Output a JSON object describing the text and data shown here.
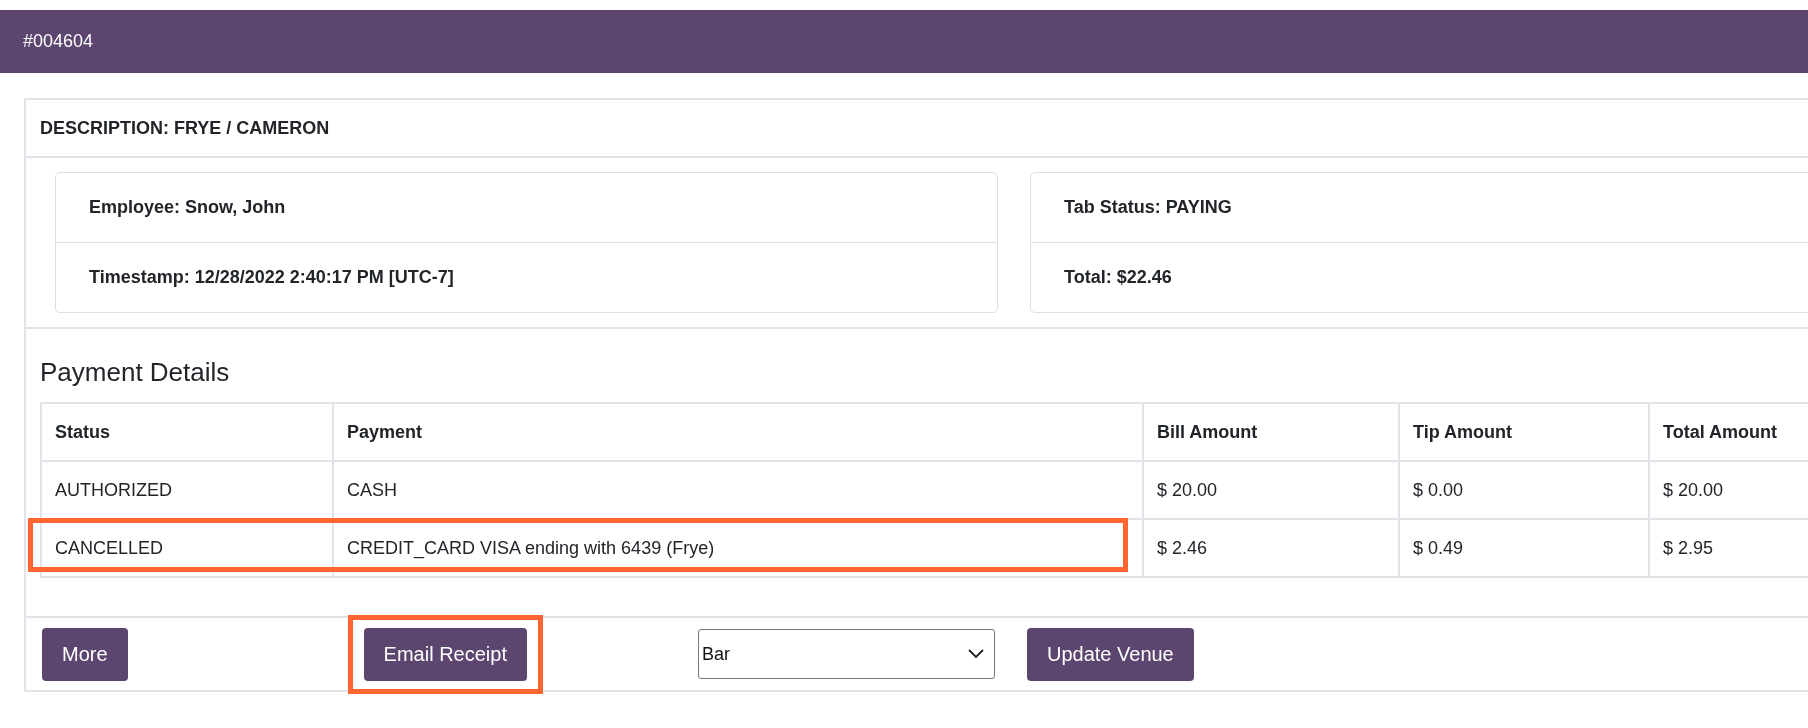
{
  "header": {
    "title": "#004604"
  },
  "description": "DESCRIPTION: FRYE / CAMERON",
  "info_cards": [
    {
      "items": [
        "Employee: Snow, John",
        "Timestamp: 12/28/2022 2:40:17 PM [UTC-7]"
      ]
    },
    {
      "items": [
        "Tab Status: PAYING",
        "Total: $22.46"
      ]
    }
  ],
  "payment_details": {
    "title": "Payment Details",
    "columns": [
      "Status",
      "Payment",
      "Bill Amount",
      "Tip Amount",
      "Total Amount"
    ],
    "rows": [
      {
        "status": "AUTHORIZED",
        "payment": "CASH",
        "bill": "$ 20.00",
        "tip": "$ 0.00",
        "total": "$ 20.00",
        "highlighted": false
      },
      {
        "status": "CANCELLED",
        "payment": "CREDIT_CARD VISA ending with 6439 (Frye)",
        "bill": "$ 2.46",
        "tip": "$ 0.49",
        "total": "$ 2.95",
        "highlighted": true
      }
    ]
  },
  "actions": [
    {
      "kind": "button",
      "label": "More",
      "highlighted": false
    },
    {
      "kind": "button",
      "label": "Email Receipt",
      "highlighted": true
    },
    {
      "kind": "select",
      "value": "Bar",
      "highlighted": false
    },
    {
      "kind": "button",
      "label": "Update Venue",
      "highlighted": false
    }
  ]
}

○ ○ ○ ○ ○

Leave out every line without the string "true" and copy the rest.

--- ANSWER TO THIS EXERCISE ---
        "highlighted": true
      "highlighted": true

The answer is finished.